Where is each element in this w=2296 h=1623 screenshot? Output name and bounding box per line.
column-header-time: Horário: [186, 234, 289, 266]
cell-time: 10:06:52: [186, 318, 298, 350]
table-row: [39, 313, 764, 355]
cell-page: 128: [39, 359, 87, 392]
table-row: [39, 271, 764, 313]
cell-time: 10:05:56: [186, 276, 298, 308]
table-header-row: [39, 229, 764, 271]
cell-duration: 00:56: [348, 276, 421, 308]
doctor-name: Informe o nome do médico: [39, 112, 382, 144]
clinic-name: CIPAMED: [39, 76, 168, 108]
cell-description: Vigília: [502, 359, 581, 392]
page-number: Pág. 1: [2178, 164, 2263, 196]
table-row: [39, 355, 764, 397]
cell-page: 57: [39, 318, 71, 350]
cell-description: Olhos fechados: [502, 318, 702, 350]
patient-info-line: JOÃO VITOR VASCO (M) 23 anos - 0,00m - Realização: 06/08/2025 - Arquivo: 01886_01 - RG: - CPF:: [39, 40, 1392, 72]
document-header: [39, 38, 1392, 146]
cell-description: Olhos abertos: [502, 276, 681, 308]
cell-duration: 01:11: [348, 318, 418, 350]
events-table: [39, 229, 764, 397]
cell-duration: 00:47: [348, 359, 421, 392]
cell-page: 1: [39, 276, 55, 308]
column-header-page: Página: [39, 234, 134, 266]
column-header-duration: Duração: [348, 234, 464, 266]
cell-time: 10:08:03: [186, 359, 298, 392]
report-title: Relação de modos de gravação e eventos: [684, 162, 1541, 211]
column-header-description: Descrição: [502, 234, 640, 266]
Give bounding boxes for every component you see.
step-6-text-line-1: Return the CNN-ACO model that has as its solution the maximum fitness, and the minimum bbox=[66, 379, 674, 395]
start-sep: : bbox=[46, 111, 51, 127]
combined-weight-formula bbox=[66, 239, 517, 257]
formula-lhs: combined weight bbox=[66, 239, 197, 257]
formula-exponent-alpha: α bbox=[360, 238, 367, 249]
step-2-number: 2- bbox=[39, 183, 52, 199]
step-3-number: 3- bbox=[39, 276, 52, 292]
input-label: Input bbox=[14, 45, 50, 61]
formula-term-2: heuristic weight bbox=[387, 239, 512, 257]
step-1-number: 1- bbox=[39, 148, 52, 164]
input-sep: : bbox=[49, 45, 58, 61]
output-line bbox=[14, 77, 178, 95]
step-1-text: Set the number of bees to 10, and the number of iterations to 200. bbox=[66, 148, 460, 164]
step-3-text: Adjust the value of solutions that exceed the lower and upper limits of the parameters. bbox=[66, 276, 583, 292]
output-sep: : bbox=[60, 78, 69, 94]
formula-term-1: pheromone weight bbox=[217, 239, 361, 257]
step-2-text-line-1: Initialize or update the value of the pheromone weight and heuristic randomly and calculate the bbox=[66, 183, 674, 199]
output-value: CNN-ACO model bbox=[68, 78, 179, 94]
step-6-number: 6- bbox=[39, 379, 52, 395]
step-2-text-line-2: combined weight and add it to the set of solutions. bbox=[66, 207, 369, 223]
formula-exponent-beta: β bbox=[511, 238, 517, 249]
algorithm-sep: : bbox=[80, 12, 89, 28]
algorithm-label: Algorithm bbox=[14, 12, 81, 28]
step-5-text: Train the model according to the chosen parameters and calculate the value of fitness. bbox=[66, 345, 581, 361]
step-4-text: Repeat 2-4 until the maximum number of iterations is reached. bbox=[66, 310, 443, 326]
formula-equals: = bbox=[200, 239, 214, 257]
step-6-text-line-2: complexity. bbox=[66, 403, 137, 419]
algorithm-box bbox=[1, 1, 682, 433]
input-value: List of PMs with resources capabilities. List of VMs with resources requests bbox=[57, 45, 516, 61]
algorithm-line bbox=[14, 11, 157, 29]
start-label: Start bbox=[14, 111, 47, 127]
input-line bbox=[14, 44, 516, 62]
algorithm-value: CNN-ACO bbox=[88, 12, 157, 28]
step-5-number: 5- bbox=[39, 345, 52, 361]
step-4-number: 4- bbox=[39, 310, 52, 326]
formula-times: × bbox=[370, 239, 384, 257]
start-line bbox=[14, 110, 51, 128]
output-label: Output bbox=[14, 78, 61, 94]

> **Goal of the exercise**
Copy out the material from its beginning through the line containing "step-3-text: Adjust the", reproducing each line without any change.

> **Answer to this exercise**
Where is each element in this w=2296 h=1623 screenshot? Output name and bounding box per line.
column-header-time: Horário: [186, 234, 289, 266]
cell-time: 10:06:52: [186, 318, 298, 350]
table-row: [39, 313, 764, 355]
cell-page: 128: [39, 359, 87, 392]
table-row: [39, 271, 764, 313]
cell-time: 10:05:56: [186, 276, 298, 308]
table-header-row: [39, 229, 764, 271]
cell-duration: 00:56: [348, 276, 421, 308]
doctor-name: Informe o nome do médico: [39, 112, 382, 144]
clinic-name: CIPAMED: [39, 76, 168, 108]
cell-description: Vigília: [502, 359, 581, 392]
page-number: Pág. 1: [2178, 164, 2263, 196]
table-row: [39, 355, 764, 397]
cell-page: 57: [39, 318, 71, 350]
cell-description: Olhos fechados: [502, 318, 702, 350]
patient-info-line: JOÃO VITOR VASCO (M) 23 anos - 0,00m - Realização: 06/08/2025 - Arquivo: 01886_01 - RG: - CPF:: [39, 40, 1392, 72]
document-header: [39, 38, 1392, 146]
cell-description: Olhos abertos: [502, 276, 681, 308]
cell-duration: 01:11: [348, 318, 418, 350]
events-table: [39, 229, 764, 397]
cell-duration: 00:47: [348, 359, 421, 392]
cell-page: 1: [39, 276, 55, 308]
column-header-page: Página: [39, 234, 134, 266]
column-header-duration: Duração: [348, 234, 464, 266]
cell-time: 10:08:03: [186, 359, 298, 392]
report-title: Relação de modos de gravação e eventos: [684, 162, 1541, 211]
column-header-description: Descrição: [502, 234, 640, 266]
Give bounding boxes for every component you see.
step-6-text-line-1: Return the CNN-ACO model that has as its solution the maximum fitness, and the minimum bbox=[66, 379, 674, 395]
start-sep: : bbox=[46, 111, 51, 127]
combined-weight-formula bbox=[66, 239, 517, 257]
formula-lhs: combined weight bbox=[66, 239, 197, 257]
formula-exponent-alpha: α bbox=[360, 238, 367, 249]
step-2-number: 2- bbox=[39, 183, 52, 199]
step-3-number: 3- bbox=[39, 276, 52, 292]
input-label: Input bbox=[14, 45, 50, 61]
formula-term-2: heuristic weight bbox=[387, 239, 512, 257]
step-1-number: 1- bbox=[39, 148, 52, 164]
input-sep: : bbox=[49, 45, 58, 61]
output-line bbox=[14, 77, 178, 95]
step-1-text: Set the number of bees to 10, and the number of iterations to 200. bbox=[66, 148, 460, 164]
step-3-text: Adjust the value of solutions that exceed the lower and upper limits of the parameters. bbox=[66, 276, 583, 292]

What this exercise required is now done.